> _Exercise instructions_:
1. In the ID NOW comparison text below, what was the overall false-negative rate by ID NOW against the collective RT-PCR data?
2. Return the stretch of the ID NOW comparison text below from "By using a collective" through "was 40% (4/10).".
===== Source text =====
By using a collective data set from all RT-PCR platforms compared against ID NOW, the overall agreement was 96.2% (95% CI: 92.2–98.4%). The positive percent agreement (PPA) was 53.3% (95% CI: 26.6–78.7%) and the negative percent agreement (NPA) was 100% (95% CI: 97.8–100%). The κ value of 0.677 indicated that the agreement was substantial. The overall false-negative rate by ID NOW was 47% (7/15). Since the sample size was limited on m2000sp, Xpert Xpress, and LDT platforms, the statistical analysis was performed only on ID NOW against Fusion (Table 1 ). The overall percent agreement (OPA) was 96.9% (95% CI: 92.3–99.2%) with κ value of 0.735 (95% CI: 0.488–0.981). PPA and NPA were 60.0% (95%CI: 26.2–87.8%) and 100% (95% CI: 97.0–100%), respectively, between ID NOW and Fusion (Table 1). The false-negative rate by ID NOW against Fusion was 40% (4/10).

Table 1

Multiple 2 × 2 table formats – ID NOW vs. each RT-PCR platform tested.

		Fusion		m2000sp		Xpert Xpress		LDT		Total
		Pos	Neg	Pos	Neg	Pos	Neg	Pos	Neg
ID NOW	Pos⁎	6	0	1	0	0	0	1	0	8
	Neg&	4	119	1	20	1	20	1	8	174
Total		10	119	2	20	1	20	2	8	182
PPA+ (95% CI)		60%(26.2–87.8%)		ND#		ND		ND		53.3% (26.6–78.7%)
===== Supplied entries =====
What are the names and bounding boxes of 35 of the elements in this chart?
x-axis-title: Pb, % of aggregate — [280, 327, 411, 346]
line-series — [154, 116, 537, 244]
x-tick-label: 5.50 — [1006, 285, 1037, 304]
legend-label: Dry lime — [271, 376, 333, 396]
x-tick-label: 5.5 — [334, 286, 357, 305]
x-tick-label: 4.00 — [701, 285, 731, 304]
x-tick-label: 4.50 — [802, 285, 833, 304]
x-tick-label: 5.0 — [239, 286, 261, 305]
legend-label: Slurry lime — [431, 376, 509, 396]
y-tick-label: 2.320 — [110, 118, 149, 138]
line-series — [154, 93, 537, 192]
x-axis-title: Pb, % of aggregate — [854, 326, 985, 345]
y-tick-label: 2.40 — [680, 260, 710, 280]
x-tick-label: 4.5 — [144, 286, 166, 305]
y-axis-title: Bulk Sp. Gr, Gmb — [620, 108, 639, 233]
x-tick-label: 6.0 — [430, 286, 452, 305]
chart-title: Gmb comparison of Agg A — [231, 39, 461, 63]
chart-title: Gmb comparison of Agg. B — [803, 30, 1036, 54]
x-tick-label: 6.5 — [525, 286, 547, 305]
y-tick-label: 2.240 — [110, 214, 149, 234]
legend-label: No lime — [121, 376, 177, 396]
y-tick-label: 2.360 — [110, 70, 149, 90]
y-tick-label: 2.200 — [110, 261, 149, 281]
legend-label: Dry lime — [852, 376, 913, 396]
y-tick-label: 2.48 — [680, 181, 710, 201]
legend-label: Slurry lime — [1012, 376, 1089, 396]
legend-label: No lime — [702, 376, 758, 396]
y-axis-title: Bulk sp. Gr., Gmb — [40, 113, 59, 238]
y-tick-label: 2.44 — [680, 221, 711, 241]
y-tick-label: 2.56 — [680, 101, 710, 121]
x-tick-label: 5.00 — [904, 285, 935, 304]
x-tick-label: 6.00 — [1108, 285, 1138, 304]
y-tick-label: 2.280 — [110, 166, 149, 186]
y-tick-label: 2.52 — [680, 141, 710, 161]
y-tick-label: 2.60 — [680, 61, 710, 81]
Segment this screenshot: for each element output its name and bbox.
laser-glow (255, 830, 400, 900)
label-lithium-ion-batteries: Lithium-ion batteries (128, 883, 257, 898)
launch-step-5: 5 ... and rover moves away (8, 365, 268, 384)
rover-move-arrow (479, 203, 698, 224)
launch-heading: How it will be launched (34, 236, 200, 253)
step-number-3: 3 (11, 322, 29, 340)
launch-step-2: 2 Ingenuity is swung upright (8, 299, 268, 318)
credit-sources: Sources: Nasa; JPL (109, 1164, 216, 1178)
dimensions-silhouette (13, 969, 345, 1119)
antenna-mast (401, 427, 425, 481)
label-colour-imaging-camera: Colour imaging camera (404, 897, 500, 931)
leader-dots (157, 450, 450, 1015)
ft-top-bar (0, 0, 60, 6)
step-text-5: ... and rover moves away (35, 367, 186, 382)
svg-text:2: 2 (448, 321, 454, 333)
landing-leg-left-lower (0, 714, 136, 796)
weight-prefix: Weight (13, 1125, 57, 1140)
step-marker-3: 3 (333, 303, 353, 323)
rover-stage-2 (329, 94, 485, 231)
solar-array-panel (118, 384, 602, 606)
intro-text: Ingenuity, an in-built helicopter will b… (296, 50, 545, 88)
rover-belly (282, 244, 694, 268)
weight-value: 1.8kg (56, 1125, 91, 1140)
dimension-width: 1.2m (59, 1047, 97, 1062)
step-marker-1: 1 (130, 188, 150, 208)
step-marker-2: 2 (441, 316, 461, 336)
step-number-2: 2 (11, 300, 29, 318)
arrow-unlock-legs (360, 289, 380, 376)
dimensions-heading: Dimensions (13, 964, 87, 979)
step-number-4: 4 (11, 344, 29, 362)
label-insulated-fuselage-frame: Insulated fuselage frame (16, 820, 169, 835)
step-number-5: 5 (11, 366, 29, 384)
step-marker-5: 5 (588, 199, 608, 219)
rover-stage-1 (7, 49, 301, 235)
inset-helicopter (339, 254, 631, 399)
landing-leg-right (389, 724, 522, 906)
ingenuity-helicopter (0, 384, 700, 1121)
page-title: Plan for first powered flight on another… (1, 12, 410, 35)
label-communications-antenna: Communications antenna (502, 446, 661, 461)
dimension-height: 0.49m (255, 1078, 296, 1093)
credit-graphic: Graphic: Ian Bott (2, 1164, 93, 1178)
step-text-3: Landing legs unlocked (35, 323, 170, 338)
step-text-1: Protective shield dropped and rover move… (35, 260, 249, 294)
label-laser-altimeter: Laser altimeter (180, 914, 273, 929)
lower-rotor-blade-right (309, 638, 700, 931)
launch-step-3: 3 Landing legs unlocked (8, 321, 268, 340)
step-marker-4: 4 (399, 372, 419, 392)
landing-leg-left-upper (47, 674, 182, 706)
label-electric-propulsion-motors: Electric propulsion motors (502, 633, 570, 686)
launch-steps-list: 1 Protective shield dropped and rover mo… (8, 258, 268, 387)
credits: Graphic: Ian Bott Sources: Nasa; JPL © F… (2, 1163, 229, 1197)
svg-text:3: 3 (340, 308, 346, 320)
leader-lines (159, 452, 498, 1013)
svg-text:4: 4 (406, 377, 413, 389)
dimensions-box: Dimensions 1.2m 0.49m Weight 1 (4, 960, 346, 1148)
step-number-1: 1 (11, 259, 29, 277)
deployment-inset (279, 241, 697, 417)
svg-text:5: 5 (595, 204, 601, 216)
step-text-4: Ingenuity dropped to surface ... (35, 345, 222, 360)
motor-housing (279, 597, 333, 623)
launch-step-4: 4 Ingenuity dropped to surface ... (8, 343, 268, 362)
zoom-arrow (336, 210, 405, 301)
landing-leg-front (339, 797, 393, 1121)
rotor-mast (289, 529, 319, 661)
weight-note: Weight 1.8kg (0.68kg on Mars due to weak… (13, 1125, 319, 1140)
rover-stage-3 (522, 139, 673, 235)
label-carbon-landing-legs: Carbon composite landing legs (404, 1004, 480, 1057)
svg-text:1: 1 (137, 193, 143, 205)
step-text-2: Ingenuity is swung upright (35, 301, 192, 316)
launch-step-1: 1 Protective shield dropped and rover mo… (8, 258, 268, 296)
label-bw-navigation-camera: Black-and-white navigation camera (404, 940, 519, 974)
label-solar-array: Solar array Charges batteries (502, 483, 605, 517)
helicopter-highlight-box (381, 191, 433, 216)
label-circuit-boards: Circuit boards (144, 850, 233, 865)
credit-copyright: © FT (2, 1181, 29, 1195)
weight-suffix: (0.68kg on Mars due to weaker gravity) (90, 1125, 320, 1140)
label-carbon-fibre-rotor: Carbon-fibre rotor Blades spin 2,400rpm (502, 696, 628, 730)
=====
> _Results by task_:
1. 47% (7/15)

2.
By using a collective data set from all RT-PCR platforms compared against ID NOW, the overall agreement was 96.2% (95% CI: 92.2–98.4%). The positive percent agreement (PPA) was 53.3% (95% CI: 26.6–78.7%) and the negative percent agreement (NPA) was 100% (95% CI: 97.8–100%). The κ value of 0.677 indicated that the agreement was substantial. The overall false-negative rate by ID NOW was 47% (7/15). Since the sample size was limited on m2000sp, Xpert Xpress, and LDT platforms, the statistical analysis was performed only on ID NOW against Fusion (Table 1 ). The overall percent agreement (OPA) was 96.9% (95% CI: 92.3–99.2%) with κ value of 0.735 (95% CI: 0.488–0.981). PPA and NPA were 60.0% (95%CI: 26.2–87.8%) and 100% (95% CI: 97.0–100%), respectively, between ID NOW and Fusion (Table 1). The false-negative rate by ID NOW against Fusion was 40% (4/10).